Segment Start: STUDY TEXT
Schneier on Security

Clive Robinson • June 1, 2021 11:54 AM

@ Bruce, ALL,

From the article,

“Besides, there are already a million side channels you can use for cooperative cross-process communication (e.g. cache stuff), on every system. Covert channels can’t leak data from uncooperative apps or systems.

Actually, that one’s worth repeating: Covert channels are completely useless unless your system is already compromised.”

Is one of those ambiguous things. That is “Side Channels”[1] and “Covert Channels”[2] are not just related there is cross over because they have common theoretical foundations.

As for “already compromised” this is a hindsight view point. Both Covert and Side channels exist as a function of communications, they are unavoidable and whilst they can be mitigated, not perfectly so. All you can realy do is reduce the energy and bandwidth of a channel and clock the data such that timing attacks become difficult at best.

This attack in the M1 CPU falls in the “cross over” as most “low down the computing stack” potential attack vectors do. And as with all such channels, we tend to over estimate the difficulty of exploiting them, untill somebody does so and goes public with a proof of concept or an exploit they have found in use by others.
Segment End: STUDY TEXT
Segment Start: GIVEN DATA
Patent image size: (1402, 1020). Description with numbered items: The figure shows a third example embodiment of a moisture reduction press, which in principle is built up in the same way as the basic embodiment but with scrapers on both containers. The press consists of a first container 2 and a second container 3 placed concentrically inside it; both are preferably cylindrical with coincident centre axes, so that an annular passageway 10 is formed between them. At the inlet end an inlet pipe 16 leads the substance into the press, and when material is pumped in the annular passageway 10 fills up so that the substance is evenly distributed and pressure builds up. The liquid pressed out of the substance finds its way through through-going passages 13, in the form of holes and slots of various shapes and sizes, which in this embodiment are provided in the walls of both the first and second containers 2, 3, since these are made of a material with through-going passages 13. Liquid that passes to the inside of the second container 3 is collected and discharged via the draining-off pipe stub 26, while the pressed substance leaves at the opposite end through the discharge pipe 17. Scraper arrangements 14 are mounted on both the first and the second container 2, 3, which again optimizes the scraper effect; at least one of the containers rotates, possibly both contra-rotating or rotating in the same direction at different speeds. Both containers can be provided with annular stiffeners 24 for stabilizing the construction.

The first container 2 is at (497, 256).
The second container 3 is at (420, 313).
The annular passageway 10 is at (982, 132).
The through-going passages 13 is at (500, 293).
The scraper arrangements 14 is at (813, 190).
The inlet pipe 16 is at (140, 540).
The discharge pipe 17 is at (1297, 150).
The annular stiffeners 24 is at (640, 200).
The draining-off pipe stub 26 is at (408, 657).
Segment End: GIVEN DATA
* _EXERCISE_
According to the covert-channels comment, what is all one can really do about such channels? The lines are separate material and have no connection to the covert-channels comment.

* _EXPECTED OUTPUT_
Reduce the energy and bandwidth of a channel and clock the data so that timing attacks become difficult at best.